DESCRIPTION OF THE TASK: Copy down all of the data underneath, exactly as shown.

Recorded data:
========================================================================

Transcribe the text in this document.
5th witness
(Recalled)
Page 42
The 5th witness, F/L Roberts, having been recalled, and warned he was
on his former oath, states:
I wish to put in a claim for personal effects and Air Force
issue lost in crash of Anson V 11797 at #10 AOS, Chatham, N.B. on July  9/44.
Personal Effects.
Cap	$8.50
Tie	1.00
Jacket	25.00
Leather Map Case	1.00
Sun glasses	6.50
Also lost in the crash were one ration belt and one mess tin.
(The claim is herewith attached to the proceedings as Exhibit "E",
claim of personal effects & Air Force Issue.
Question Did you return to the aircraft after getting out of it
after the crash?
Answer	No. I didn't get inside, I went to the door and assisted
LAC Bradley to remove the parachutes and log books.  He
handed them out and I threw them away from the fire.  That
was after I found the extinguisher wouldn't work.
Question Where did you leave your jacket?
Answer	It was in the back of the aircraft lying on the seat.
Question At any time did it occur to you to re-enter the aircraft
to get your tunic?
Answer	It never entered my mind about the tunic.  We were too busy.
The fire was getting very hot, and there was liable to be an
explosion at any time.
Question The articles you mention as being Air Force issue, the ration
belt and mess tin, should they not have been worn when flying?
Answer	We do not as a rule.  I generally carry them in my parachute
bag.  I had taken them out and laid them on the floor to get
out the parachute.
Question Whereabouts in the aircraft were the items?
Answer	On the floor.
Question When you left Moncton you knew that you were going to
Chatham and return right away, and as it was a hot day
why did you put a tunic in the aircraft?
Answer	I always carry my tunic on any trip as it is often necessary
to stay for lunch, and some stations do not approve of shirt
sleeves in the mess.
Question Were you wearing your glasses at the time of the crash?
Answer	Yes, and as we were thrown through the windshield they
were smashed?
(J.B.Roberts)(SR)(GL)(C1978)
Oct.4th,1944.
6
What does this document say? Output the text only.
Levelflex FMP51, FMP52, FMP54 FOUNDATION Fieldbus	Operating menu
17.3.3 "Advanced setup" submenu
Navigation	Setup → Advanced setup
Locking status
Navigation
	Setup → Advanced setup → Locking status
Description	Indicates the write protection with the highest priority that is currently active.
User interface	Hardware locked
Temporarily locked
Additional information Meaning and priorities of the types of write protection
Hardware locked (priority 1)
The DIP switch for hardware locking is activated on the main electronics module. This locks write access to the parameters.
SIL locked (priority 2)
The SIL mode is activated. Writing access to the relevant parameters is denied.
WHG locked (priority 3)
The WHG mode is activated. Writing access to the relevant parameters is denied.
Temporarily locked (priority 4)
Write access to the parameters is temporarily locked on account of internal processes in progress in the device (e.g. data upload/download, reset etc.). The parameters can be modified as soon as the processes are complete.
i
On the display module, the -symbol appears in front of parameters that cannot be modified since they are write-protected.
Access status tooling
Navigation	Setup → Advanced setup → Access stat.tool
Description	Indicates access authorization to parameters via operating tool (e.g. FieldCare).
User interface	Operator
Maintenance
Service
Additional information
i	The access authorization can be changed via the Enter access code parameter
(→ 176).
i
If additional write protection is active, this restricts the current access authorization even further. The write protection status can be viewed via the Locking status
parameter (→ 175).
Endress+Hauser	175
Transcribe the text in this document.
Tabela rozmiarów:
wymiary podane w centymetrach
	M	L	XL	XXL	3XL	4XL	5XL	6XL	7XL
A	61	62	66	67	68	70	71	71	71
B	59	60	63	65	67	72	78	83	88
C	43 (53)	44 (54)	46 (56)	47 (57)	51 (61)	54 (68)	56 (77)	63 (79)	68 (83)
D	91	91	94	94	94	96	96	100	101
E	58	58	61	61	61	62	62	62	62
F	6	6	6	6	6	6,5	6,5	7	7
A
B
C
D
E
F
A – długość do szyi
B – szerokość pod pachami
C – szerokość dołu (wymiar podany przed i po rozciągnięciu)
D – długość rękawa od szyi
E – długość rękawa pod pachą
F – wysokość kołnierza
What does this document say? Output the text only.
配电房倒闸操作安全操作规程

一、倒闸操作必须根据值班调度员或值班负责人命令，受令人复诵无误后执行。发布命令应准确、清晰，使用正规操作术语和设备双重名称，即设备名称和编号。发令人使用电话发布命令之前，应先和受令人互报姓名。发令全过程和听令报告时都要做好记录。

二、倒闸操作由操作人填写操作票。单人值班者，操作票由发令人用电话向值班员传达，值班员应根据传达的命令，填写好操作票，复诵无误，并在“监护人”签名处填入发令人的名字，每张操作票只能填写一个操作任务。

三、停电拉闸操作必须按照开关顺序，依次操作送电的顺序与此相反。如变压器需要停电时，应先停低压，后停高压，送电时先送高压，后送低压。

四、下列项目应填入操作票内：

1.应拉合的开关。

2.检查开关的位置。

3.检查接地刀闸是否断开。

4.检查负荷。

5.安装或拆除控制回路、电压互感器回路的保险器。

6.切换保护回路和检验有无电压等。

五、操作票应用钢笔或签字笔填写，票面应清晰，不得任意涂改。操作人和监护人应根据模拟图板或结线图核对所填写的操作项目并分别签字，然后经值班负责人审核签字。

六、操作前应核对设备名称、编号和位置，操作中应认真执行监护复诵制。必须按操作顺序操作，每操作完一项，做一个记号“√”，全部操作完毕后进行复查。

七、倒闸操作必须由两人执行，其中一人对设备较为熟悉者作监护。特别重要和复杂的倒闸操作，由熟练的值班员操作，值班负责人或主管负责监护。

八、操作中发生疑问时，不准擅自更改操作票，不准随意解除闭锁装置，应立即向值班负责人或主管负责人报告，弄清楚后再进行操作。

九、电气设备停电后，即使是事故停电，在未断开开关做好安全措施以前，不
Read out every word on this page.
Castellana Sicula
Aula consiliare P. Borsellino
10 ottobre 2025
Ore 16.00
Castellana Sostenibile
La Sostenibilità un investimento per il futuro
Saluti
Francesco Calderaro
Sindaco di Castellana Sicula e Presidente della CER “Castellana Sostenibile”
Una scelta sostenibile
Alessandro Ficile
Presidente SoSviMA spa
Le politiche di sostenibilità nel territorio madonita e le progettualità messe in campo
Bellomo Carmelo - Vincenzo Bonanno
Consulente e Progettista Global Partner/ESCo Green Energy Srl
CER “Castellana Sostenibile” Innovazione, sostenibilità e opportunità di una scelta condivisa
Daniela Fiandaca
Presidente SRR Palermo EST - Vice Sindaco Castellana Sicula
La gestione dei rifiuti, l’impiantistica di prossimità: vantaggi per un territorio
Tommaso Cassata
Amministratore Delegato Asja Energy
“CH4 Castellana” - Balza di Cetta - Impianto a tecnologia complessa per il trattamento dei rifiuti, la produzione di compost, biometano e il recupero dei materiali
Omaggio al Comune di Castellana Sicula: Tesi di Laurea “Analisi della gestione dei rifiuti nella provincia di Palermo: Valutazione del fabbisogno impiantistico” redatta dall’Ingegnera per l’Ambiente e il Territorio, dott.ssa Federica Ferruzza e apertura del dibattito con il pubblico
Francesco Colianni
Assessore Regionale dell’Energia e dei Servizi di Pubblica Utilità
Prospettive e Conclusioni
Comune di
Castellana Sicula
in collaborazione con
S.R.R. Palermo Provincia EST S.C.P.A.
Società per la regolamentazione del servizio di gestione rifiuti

========================================================================

WORKED SOLUTION:
Transcribe the text in this document.
5th witness
(Recalled)
Page 42
The 5th witness, F/L Roberts, having been recalled, and warned he was
on his former oath, states:
I wish to put in a claim for personal effects and Air Force
issue lost in crash of Anson V 11797 at #10 AOS, Chatham, N.B. on July  9/44.
Personal Effects.
Cap	$8.50
Tie	1.00
Jacket	25.00
Leather Map Case	1.00
Sun glasses	6.50
Also lost in the crash were one ration belt and one mess tin.
(The claim is herewith attached to the proceedings as Exhibit "E",
claim of personal effects & Air Force Issue.
Question Did you return to the aircraft after getting out of it
after the crash?
Answer	No. I didn't get inside, I went to the door and assisted
LAC Bradley to remove the parachutes and log books.  He
handed them out and I threw them away from the fire.  That
was after I found the extinguisher wouldn't work.
Question Where did you leave your jacket?
Answer	It was in the back of the aircraft lying on the seat.
Question At any time did it occur to you to re-enter the aircraft
to get your tunic?
Answer	It never entered my mind about the tunic.  We were too busy.
The fire was getting very hot, and there was liable to be an
explosion at any time.
Question The articles you mention as being Air Force issue, the ration
belt and mess tin, should they not have been worn when flying?
Answer	We do not as a rule.  I generally carry them in my parachute
bag.  I had taken them out and laid them on the floor to get
out the parachute.
Question Whereabouts in the aircraft were the items?
Answer	On the floor.
Question When you left Moncton you knew that you were going to
Chatham and return right away, and as it was a hot day
why did you put a tunic in the aircraft?
Answer	I always carry my tunic on any trip as it is often necessary
to stay for lunch, and some stations do not approve of shirt
sleeves in the mess.
Question Were you wearing your glasses at the time of the crash?
Answer	Yes, and as we were thrown through the windshield they
were smashed?
(J.B.Roberts)(SR)(GL)(C1978)
Oct.4th,1944.
6
What does this document say? Output the text only.
Levelflex FMP51, FMP52, FMP54 FOUNDATION Fieldbus	Operating menu
17.3.3 "Advanced setup" submenu
Navigation	Setup → Advanced setup
Locking status
Navigation
	Setup → Advanced setup → Locking status
Description	Indicates the write protection with the highest priority that is currently active.
User interface	Hardware locked
Temporarily locked
Additional information Meaning and priorities of the types of write protection
Hardware locked (priority 1)
The DIP switch for hardware locking is activated on the main electronics module. This locks write access to the parameters.
SIL locked (priority 2)
The SIL mode is activated. Writing access to the relevant parameters is denied.
WHG locked (priority 3)
The WHG mode is activated. Writing access to the relevant parameters is denied.
Temporarily locked (priority 4)
Write access to the parameters is temporarily locked on account of internal processes in progress in the device (e.g. data upload/download, reset etc.). The parameters can be modified as soon as the processes are complete.
i
On the display module, the -symbol appears in front of parameters that cannot be modified since they are write-protected.
Access status tooling
Navigation	Setup → Advanced setup → Access stat.tool
Description	Indicates access authorization to parameters via operating tool (e.g. FieldCare).
User interface	Operator
Maintenance
Service
Additional information
i	The access authorization can be changed via the Enter access code parameter
(→ 176).
i
If additional write protection is active, this restricts the current access authorization even further. The write protection status can be viewed via the Locking status
parameter (→ 175).
Endress+Hauser	175
Transcribe the text in this document.
Tabela rozmiarów:
wymiary podane w centymetrach
	M	L	XL	XXL	3XL	4XL	5XL	6XL	7XL
A	61	62	66	67	68	70	71	71	71
B	59	60	63	65	67	72	78	83	88
C	43 (53)	44 (54)	46 (56)	47 (57)	51 (61)	54 (68)	56 (77)	63 (79)	68 (83)
D	91	91	94	94	94	96	96	100	101
E	58	58	61	61	61	62	62	62	62
F	6	6	6	6	6	6,5	6,5	7	7
A
B
C
D
E
F
A – długość do szyi
B – szerokość pod pachami
C – szerokość dołu (wymiar podany przed i po rozciągnięciu)
D – długość rękawa od szyi
E – długość rękawa pod pachą
F – wysokość kołnierza
What does this document say? Output the text only.
配电房倒闸操作安全操作规程

一、倒闸操作必须根据值班调度员或值班负责人命令，受令人复诵无误后执行。发布命令应准确、清晰，使用正规操作术语和设备双重名称，即设备名称和编号。发令人使用电话发布命令之前，应先和受令人互报姓名。发令全过程和听令报告时都要做好记录。

二、倒闸操作由操作人填写操作票。单人值班者，操作票由发令人用电话向值班员传达，值班员应根据传达的命令，填写好操作票，复诵无误，并在“监护人”签名处填入发令人的名字，每张操作票只能填写一个操作任务。

三、停电拉闸操作必须按照开关顺序，依次操作送电的顺序与此相反。如变压器需要停电时，应先停低压，后停高压，送电时先送高压，后送低压。

四、下列项目应填入操作票内：

1.应拉合的开关。

2.检查开关的位置。

3.检查接地刀闸是否断开。

4.检查负荷。

5.安装或拆除控制回路、电压互感器回路的保险器。

6.切换保护回路和检验有无电压等。

五、操作票应用钢笔或签字笔填写，票面应清晰，不得任意涂改。操作人和监护人应根据模拟图板或结线图核对所填写的操作项目并分别签字，然后经值班负责人审核签字。

六、操作前应核对设备名称、编号和位置，操作中应认真执行监护复诵制。必须按操作顺序操作，每操作完一项，做一个记号“√”，全部操作完毕后进行复查。

七、倒闸操作必须由两人执行，其中一人对设备较为熟悉者作监护。特别重要和复杂的倒闸操作，由熟练的值班员操作，值班负责人或主管负责监护。

八、操作中发生疑问时，不准擅自更改操作票，不准随意解除闭锁装置，应立即向值班负责人或主管负责人报告，弄清楚后再进行操作。

九、电气设备停电后，即使是事故停电，在未断开开关做好安全措施以前，不
Read out every word on this page.
Castellana Sicula
Aula consiliare P. Borsellino
10 ottobre 2025
Ore 16.00
Castellana Sostenibile
La Sostenibilità un investimento per il futuro
Saluti
Francesco Calderaro
Sindaco di Castellana Sicula e Presidente della CER “Castellana Sostenibile”
Una scelta sostenibile
Alessandro Ficile
Presidente SoSviMA spa
Le politiche di sostenibilità nel territorio madonita e le progettualità messe in campo
Bellomo Carmelo - Vincenzo Bonanno
Consulente e Progettista Global Partner/ESCo Green Energy Srl
CER “Castellana Sostenibile” Innovazione, sostenibilità e opportunità di una scelta condivisa
Daniela Fiandaca
Presidente SRR Palermo EST - Vice Sindaco Castellana Sicula
La gestione dei rifiuti, l’impiantistica di prossimità: vantaggi per un territorio
Tommaso Cassata
Amministratore Delegato Asja Energy
“CH4 Castellana” - Balza di Cetta - Impianto a tecnologia complessa per il trattamento dei rifiuti, la produzione di compost, biometano e il recupero dei materiali
Omaggio al Comune di Castellana Sicula: Tesi di Laurea “Analisi della gestione dei rifiuti nella provincia di Palermo: Valutazione del fabbisogno impiantistico” redatta dall’Ingegnera per l’Ambiente e il Territorio, dott.ssa Federica Ferruzza e apertura del dibattito con il pubblico
Francesco Colianni
Assessore Regionale dell’Energia e dei Servizi di Pubblica Utilità
Prospettive e Conclusioni
Comune di
Castellana Sicula
in collaborazione con
S.R.R. Palermo Provincia EST S.C.P.A.
Società per la regolamentazione del servizio di gestione rifiuti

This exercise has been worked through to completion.